▶ _Problems_:
1) According to the first two paragraphs of the mentoring essay, what international-law positions or roles has the author taken on? List every one.
2) Could you extend the essay on being a mentor early in a legal career, picking up right after its final sentence?

▶ _Supplied text_:
——
By Veronica L. Stachurski

About six months ago, I signed up for a mentor/mentee program with the American Society of International Law (ASIL). I was fortunate enough to work in The Hague, Netherlands at the International Criminal Court when I was in my third year of law school. Since then, I have worked as a researcher for an attorney who practices international law, and I have joined the board of directors of an international nonprofit. 

All of this is to say that I have a passion for certain areas of international law, but I felt that I did not know what I was doing. So I joined the mentoring program with ASIL. I signed up as a mentee, and I was assigned a mentor named Mia. I was surprised to learn that my new mentor was actually several years younger than me and had three fewer years in practice. 

This is not to say that I was unhappy to meet Mia, and I am grateful for the professional connections I have been able to make because of her. But it did get me thinking about something: How young is too young to be a mentor? 

Even being older and more experienced than my mentor, I would never have felt comfortable signing up to be a mentor at this point in my career; I’m still the “baby lawyer” with less than five years of experience. What could I possibly teach new attorneys? Even more shocking was my mentor’s response to being paired with me. She encouraged me to sign up to be a mentor because I was “more qualified” than she was and I would be a great mentor to some of the newer and younger attorneys. I certainly didn’t feel more qualified. I most definitely did not have any plans to sign up to be a mentor (although I did not tell her this—and thanked her for what I considered to be a huge compliment).
——
▶ _Records_:
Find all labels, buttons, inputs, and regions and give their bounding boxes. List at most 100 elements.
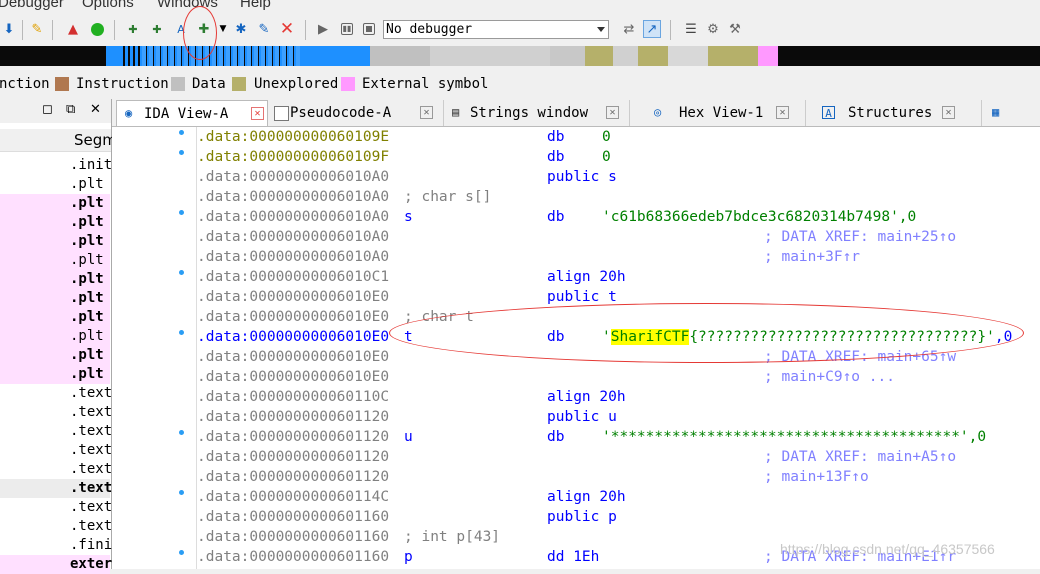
segment-row[interactable]: .text [0,460,112,479]
close-icon[interactable]: ✕ [606,106,619,119]
line-mnemonic: dd 1Eh [547,549,600,565]
legend-label-function: nction [0,76,50,92]
pointer-icon[interactable]: ↗ [643,20,661,38]
edit-icon[interactable]: ✎ [255,20,273,38]
debugger-select-value: No debugger [386,22,473,37]
restore-icon[interactable]: ⧉ [66,102,75,117]
debugger-select[interactable]: No debugger [383,20,609,39]
enums-icon: ▦ [992,105,1000,119]
code-line[interactable]: .data:00000000006010A0 s db 'c61b68366edeb7… [197,207,1040,227]
code-line[interactable]: .data:00000000006010C1 align 20h [197,267,1040,287]
warning-icon[interactable]: ▲ [64,20,82,38]
star-icon[interactable]: ✱ [232,20,250,38]
segment-row[interactable]: .fini [0,536,112,555]
segment-name: .plt [70,347,104,363]
segment-row[interactable]: .text [0,517,112,536]
segment-row[interactable]: .text [0,441,112,460]
segment-name: exter [70,556,113,572]
segment-row[interactable]: .text [0,422,112,441]
line-label: p [404,549,413,565]
navigation-band[interactable] [0,46,1040,66]
create-code-icon[interactable]: ✚ [124,20,142,38]
chevron-down-icon [597,27,605,32]
annotation-circle [183,6,217,60]
line-mnemonic: align 20h [547,269,626,285]
menu-help[interactable]: Help [240,0,271,11]
segment-row[interactable]: .plt [0,346,110,365]
tab-structures[interactable]: A Structures ✕ [812,100,982,126]
plugin-icon[interactable]: ⚙ [704,20,722,38]
segment-row[interactable]: .text [0,403,112,422]
code-line[interactable]: .data:0000000000601160 public p [197,507,1040,527]
line-address: .data:0000000000601120 [197,469,390,485]
menu-debugger[interactable]: Debugger [0,0,64,11]
segments-panel: ◻ ⧉ ✕ Segm .init .plt .plt .plt .plt .plt .plt… [0,99,117,574]
list-icon[interactable]: ☰ [682,20,700,38]
line-address: .data:0000000000601160 [197,549,390,565]
code-line[interactable]: .data:00000000006010A0 ; main+3F↑r [197,247,1040,267]
script-icon[interactable]: ✎ [28,20,46,38]
code-line[interactable]: .data:000000000060109E db 0 [197,127,1040,147]
segment-row[interactable]: .plt [0,270,110,289]
segment-row[interactable]: .init [0,156,112,175]
breakpoint-icon[interactable]: ⇄ [620,20,638,38]
legend-swatch-unexplored [232,77,246,91]
tab-pseudocode-a[interactable]: Pseudocode-A ✕ [274,100,444,126]
code-line[interactable]: .data:0000000000601120 public u [197,407,1040,427]
code-line[interactable]: .data:00000000006010E0 ; main+C9↑o ... [197,367,1040,387]
line-comment: ; char s[] [404,189,492,205]
flow-dot [179,490,184,495]
segment-row[interactable]: .text [0,479,112,498]
arrow-down-icon[interactable]: ⬇ [0,20,18,38]
stop-icon[interactable] [360,20,378,38]
close-icon[interactable]: ✕ [420,106,433,119]
code-line[interactable]: .data:0000000000601120 ; DATA XREF: main+… [197,447,1040,467]
segment-row[interactable]: .text [0,498,113,517]
green-dot-icon[interactable] [88,20,106,38]
code-line[interactable]: .data:00000000006010A0 ; DATA XREF: main+… [197,227,1040,247]
segment-row[interactable]: .plt [0,327,110,346]
legend-label-instruction: Instruction [76,76,169,92]
segment-row[interactable]: .plt [0,194,110,213]
code-line[interactable]: .data:0000000000601120 u db '**************… [197,427,1040,447]
nav-segment [140,46,300,66]
code-line[interactable]: .data:000000000060114C align 20h [197,487,1040,507]
code-line[interactable]: .data:000000000060110C align 20h [197,387,1040,407]
pause-icon[interactable]: ▮▮ [338,20,356,38]
close-icon[interactable]: ✕ [776,106,789,119]
menu-bar: Debugger Options Windows Help [0,0,1040,14]
play-icon[interactable]: ▶ [314,20,332,38]
segment-row[interactable]: .plt [0,251,110,270]
delete-icon[interactable]: ✕ [278,19,296,39]
segment-row[interactable]: .plt [0,213,110,232]
close-icon[interactable]: ✕ [942,106,955,119]
flow-dot [179,270,184,275]
segment-column-header[interactable]: Segm [0,129,117,152]
code-line[interactable]: .data:000000000060109F db 0 [197,147,1040,167]
segment-row[interactable]: .plt [0,175,110,194]
code-line[interactable]: .data:0000000000601120 ; main+13F↑o [197,467,1040,487]
segment-row[interactable]: .text [0,384,112,403]
tab-strings-window[interactable]: ▤ Strings window ✕ [450,100,630,126]
create-data-icon[interactable]: ✚ [148,20,166,38]
code-line[interactable]: .data:00000000006010A0 ; char s[] [197,187,1040,207]
line-address: .data:000000000060109F [197,149,390,165]
pseudocode-icon [274,106,289,121]
close-icon[interactable]: ✕ [251,107,264,120]
segment-name: .text [70,499,113,515]
tab-hex-view-1[interactable]: ◎ Hex View-1 ✕ [636,100,806,126]
line-address: .data:00000000006010A0 [197,189,390,205]
tab-ida-view-a[interactable]: ◉ IDA View-A ✕ [116,100,268,126]
segment-row[interactable]: .plt [0,365,110,384]
tab-more[interactable]: ▦ [988,100,1040,126]
segment-row[interactable]: .plt [0,232,110,251]
maximize-icon[interactable]: ◻ [42,102,53,117]
segment-row[interactable]: exter [0,555,113,574]
line-xref: ; main+C9↑o ... [764,369,895,385]
menu-options[interactable]: Options [82,0,134,11]
tools-icon[interactable]: ⚒ [726,20,744,38]
segment-row[interactable]: .plt [0,308,110,327]
segment-row[interactable]: .plt [0,289,110,308]
close-icon[interactable]: ✕ [90,102,101,117]
code-line[interactable]: .data:00000000006010A0 public s [197,167,1040,187]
——
▶ _Outputs_:
1)
- Worked at the International Criminal Court in The Hague, Netherlands, during the third year of law school
- Researcher for an attorney who practices international law
- Member of the board of directors of an international nonprofit
- Mentee in the American Society of International Law (ASIL) mentor/mentee program

2)
After our first meet-and-greet session, that question kept rattling around in my brain. How young is too young to be a mentor? Perhaps the answer varies from profession to profession, and context certainly matters. But, specifically, how experienced in my profession did I have to be before I would feel comfortable calling myself a mentor? I posed this question to my former supervisor, Michelle. She is someone who has become a great friend of mine, and who I very much consider to be my mentor. Michelle’s response surprised me even more than Mia’s. She said, “You already are a mentor.” How could she possibly believe that? I asked her. Turns out the answer is very simple; I supervise and manage the law students who work in my law firm as legal assistants. What I’ve considered supervising for the past three years is really mentoring—at least according to Michelle. 

I’m only in my fourth year of being licensed, but I’ve spent a good deal of time working with law students in that time. The one thing that’s become clear is that I never know what a law student will bring to our firm. I work in a small firm, consisting of just me and the managing partner. Before I joined the firm as an associate, the partner was a solo practitioner and I was her legal assistant. It was not my first time working in a law firm, but all my previous experience was as a file clerk before I even started law school. You can imagine my surprise when this attorney who ran her own firm told me that I’d be responsible for substantive legal work that got billed to the client.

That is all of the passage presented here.